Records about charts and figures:
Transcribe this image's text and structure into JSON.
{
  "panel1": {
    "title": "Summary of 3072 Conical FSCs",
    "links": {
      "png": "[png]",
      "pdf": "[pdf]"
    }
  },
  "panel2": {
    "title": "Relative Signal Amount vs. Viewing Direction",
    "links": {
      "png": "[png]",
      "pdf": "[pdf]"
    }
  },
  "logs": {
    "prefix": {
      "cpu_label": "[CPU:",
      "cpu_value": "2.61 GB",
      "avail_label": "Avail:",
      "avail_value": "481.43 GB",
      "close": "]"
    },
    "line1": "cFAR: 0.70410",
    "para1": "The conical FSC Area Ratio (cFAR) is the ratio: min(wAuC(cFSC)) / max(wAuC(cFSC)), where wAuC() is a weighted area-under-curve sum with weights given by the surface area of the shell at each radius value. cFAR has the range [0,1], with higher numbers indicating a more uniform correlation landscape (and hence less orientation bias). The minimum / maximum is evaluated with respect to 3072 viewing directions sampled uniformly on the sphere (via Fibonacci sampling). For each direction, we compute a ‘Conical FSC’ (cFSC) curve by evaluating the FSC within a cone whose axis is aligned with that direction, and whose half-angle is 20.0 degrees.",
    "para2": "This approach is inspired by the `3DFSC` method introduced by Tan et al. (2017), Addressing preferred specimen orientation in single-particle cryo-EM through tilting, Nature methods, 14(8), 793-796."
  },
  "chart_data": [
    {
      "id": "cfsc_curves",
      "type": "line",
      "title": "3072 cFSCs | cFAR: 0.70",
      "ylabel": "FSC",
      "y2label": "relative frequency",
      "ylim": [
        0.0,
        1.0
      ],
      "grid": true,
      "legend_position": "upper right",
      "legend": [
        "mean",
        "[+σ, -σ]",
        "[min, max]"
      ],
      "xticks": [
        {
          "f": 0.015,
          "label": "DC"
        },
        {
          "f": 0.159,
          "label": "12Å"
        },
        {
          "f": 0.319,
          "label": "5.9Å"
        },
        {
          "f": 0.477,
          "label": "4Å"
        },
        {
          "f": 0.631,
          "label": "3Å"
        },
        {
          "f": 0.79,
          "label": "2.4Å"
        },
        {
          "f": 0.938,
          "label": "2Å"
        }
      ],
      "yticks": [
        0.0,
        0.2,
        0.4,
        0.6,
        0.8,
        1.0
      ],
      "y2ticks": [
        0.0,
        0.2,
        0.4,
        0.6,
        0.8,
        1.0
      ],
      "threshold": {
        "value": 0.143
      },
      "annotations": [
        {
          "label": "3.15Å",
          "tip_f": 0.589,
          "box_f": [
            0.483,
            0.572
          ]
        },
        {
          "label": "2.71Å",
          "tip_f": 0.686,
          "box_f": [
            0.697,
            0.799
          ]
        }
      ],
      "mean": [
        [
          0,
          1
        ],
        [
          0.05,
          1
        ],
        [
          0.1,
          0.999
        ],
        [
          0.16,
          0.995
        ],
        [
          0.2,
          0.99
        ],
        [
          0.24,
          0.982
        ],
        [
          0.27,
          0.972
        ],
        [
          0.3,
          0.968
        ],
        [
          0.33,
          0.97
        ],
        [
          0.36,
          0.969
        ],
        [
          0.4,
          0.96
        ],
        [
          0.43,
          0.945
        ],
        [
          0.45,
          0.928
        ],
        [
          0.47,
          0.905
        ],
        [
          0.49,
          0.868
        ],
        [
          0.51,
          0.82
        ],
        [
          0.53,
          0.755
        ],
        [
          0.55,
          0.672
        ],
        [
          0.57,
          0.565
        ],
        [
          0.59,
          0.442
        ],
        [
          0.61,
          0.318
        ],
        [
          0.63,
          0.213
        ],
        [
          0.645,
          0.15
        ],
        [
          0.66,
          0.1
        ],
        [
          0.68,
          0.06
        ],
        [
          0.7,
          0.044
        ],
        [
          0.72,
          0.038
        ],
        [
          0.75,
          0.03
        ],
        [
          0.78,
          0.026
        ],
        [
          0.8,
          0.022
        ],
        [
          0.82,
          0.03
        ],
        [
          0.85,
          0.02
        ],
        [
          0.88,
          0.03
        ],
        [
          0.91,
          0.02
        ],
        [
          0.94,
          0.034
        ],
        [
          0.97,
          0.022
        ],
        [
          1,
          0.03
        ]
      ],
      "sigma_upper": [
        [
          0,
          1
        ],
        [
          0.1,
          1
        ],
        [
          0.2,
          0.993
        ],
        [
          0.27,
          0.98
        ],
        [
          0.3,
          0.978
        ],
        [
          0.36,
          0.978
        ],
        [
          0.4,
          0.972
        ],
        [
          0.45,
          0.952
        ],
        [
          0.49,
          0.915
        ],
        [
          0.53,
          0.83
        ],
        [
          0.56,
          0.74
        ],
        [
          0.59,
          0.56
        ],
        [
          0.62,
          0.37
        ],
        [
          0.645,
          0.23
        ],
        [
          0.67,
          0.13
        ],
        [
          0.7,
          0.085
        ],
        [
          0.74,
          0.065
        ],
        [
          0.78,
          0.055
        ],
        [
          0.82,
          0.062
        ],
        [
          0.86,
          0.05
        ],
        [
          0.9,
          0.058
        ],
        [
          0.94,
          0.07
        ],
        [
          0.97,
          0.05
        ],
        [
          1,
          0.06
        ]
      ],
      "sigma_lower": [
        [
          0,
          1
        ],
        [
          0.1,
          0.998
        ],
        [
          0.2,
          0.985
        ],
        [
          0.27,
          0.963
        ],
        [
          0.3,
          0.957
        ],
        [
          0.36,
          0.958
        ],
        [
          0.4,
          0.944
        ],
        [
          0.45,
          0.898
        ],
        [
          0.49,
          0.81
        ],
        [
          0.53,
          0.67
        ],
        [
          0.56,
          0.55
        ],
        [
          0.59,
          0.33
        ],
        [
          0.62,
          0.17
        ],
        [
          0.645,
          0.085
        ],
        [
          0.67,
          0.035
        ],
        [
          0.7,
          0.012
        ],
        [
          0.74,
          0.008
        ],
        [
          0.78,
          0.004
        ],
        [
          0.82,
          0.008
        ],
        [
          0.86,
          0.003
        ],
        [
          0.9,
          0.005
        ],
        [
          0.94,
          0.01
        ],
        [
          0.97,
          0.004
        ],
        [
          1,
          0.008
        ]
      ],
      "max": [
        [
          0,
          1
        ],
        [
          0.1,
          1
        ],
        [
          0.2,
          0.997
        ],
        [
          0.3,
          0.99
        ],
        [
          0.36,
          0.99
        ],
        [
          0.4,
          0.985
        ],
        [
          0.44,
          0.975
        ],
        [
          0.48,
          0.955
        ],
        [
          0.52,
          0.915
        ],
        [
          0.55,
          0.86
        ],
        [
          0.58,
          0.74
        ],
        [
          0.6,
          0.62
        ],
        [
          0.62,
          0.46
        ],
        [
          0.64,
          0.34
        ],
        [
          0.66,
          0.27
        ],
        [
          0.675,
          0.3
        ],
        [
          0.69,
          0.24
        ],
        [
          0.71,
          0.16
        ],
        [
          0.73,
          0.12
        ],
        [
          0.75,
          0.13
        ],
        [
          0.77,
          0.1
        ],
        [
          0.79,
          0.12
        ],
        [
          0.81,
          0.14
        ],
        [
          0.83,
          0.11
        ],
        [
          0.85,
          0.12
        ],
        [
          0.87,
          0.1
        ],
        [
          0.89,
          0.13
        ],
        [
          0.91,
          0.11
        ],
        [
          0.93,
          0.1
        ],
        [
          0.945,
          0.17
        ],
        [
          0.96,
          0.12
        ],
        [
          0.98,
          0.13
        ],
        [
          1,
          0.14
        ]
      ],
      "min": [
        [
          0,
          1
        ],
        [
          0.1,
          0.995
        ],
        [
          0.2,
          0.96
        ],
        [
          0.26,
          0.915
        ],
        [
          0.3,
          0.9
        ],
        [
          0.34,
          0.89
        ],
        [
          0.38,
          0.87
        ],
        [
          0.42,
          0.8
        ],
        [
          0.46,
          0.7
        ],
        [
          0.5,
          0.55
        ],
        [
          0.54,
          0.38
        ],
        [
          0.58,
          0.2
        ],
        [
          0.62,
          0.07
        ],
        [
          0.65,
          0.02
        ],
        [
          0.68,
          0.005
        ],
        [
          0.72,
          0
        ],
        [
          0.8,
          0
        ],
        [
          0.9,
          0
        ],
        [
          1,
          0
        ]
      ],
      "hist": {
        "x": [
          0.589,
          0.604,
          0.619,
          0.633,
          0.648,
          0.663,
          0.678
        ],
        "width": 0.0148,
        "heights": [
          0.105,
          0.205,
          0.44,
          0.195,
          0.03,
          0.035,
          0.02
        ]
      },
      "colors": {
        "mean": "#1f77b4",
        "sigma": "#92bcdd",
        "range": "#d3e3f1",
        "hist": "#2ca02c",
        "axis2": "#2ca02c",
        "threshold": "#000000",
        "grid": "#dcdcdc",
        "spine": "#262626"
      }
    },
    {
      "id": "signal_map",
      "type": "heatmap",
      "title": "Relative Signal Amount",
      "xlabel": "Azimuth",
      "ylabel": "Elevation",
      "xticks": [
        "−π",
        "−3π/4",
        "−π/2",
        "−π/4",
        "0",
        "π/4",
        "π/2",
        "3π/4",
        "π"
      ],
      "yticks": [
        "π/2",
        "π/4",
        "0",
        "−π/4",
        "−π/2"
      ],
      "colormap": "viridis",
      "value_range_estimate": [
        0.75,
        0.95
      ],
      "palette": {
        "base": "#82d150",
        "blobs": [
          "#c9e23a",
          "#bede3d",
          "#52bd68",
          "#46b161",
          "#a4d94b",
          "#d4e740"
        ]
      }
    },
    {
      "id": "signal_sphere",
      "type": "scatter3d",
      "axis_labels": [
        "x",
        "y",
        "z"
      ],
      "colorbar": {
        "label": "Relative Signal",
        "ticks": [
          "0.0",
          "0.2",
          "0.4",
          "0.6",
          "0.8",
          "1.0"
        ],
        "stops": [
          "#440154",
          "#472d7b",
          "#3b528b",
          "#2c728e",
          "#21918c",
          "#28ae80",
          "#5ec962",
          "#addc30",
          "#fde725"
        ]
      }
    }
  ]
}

Aim of the exercise: Tell how many lines hold the string "orientation", giving the number and nothing else.

Complete response: 2